:: INFORMATION PROVIDED ::

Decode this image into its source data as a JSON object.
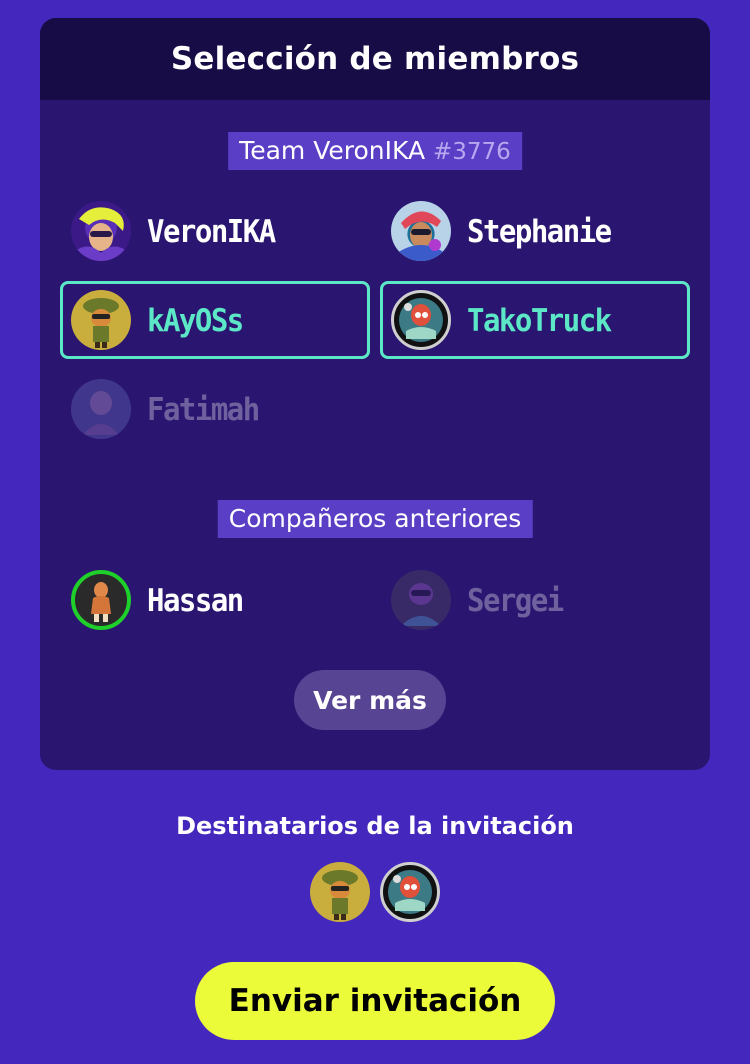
{
  "panel": {
    "title": "Selección de miembros",
    "team": {
      "name": "Team VeronIKA",
      "tag": "#3776"
    },
    "team_members": [
      {
        "name": "VeronIKA",
        "selected": false,
        "disabled": false,
        "avatar": "avatar-veronika"
      },
      {
        "name": "Stephanie",
        "selected": false,
        "disabled": false,
        "avatar": "avatar-stephanie"
      },
      {
        "name": "kAyOSs",
        "selected": true,
        "disabled": false,
        "avatar": "avatar-kayoss"
      },
      {
        "name": "TakoTruck",
        "selected": true,
        "disabled": false,
        "avatar": "avatar-takotruck"
      },
      {
        "name": "Fatimah",
        "selected": false,
        "disabled": true,
        "avatar": "avatar-fatimah"
      }
    ],
    "previous_label": "Compañeros anteriores",
    "previous_members": [
      {
        "name": "Hassan",
        "selected": false,
        "disabled": false,
        "online": true,
        "avatar": "avatar-hassan"
      },
      {
        "name": "Sergei",
        "selected": false,
        "disabled": true,
        "avatar": "avatar-sergei"
      }
    ],
    "more_label": "Ver más"
  },
  "recipients": {
    "label": "Destinatarios de la invitación",
    "avatars": [
      "avatar-kayoss",
      "avatar-takotruck"
    ]
  },
  "send_label": "Enviar invitación",
  "colors": {
    "background": "#4428bd",
    "panel": "#2a1670",
    "header": "#170c45",
    "selected_border": "#5ce8c6",
    "send_button": "#ebfb39",
    "online_ring": "#1fcf2a"
  }
}
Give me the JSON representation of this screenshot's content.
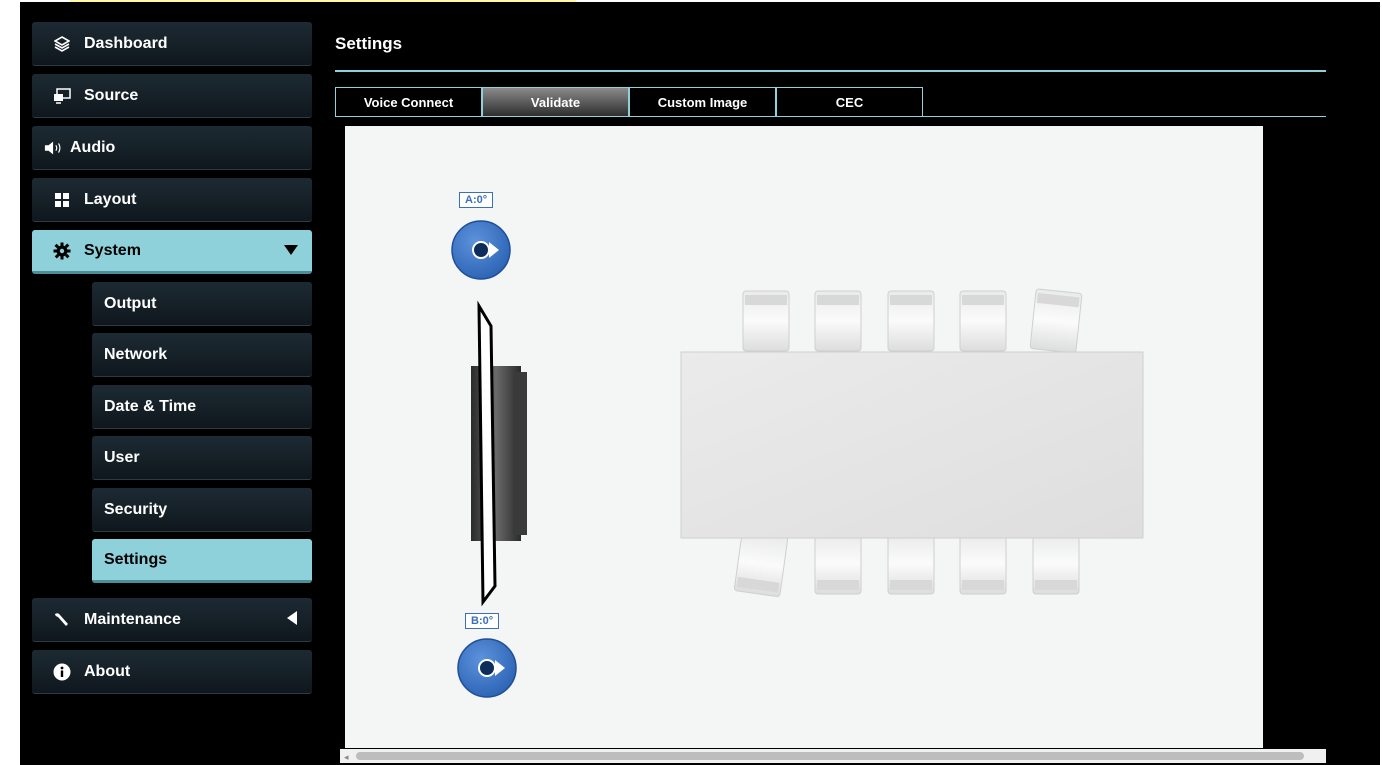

:::

• **TASK**
Drop the images and quote the entries word for word.

• **CORRECT RESULT**
Decode this image into its source data as a JSON object.
{
  "panel": {
    "title": "Selección de miembros",
    "team": {
      "name": "Team VeronIKA",
      "tag": "#3776"
    },
    "team_members": [
      {
        "name": "VeronIKA",
        "selected": false,
        "disabled": false,
        "avatar": "avatar-veronika"
      },
      {
        "name": "Stephanie",
        "selected": false,
        "disabled": false,
        "avatar": "avatar-stephanie"
      },
      {
        "name": "kAyOSs",
        "selected": true,
        "disabled": false,
        "avatar": "avatar-kayoss"
      },
      {
        "name": "TakoTruck",
        "selected": true,
        "disabled": false,
        "avatar": "avatar-takotruck"
      },
      {
        "name": "Fatimah",
        "selected": false,
        "disabled": true,
        "avatar": "avatar-fatimah"
      }
    ],
    "previous_label": "Compañeros anteriores",
    "previous_members": [
      {
        "name": "Hassan",
        "selected": false,
        "disabled": false,
        "online": true,
        "avatar": "avatar-hassan"
      },
      {
        "name": "Sergei",
        "selected": false,
        "disabled": true,
        "avatar": "avatar-sergei"
      }
    ],
    "more_label": "Ver más"
  },
  "recipients": {
    "label": "Destinatarios de la invitación",
    "avatars": [
      "avatar-kayoss",
      "avatar-takotruck"
    ]
  },
  "send_label": "Enviar invitación",
  "colors": {
    "background": "#4428bd",
    "panel": "#2a1670",
    "header": "#170c45",
    "selected_border": "#5ce8c6",
    "send_button": "#ebfb39",
    "online_ring": "#1fcf2a"
  }
}
Give me the JSON representation of this screenshot's content.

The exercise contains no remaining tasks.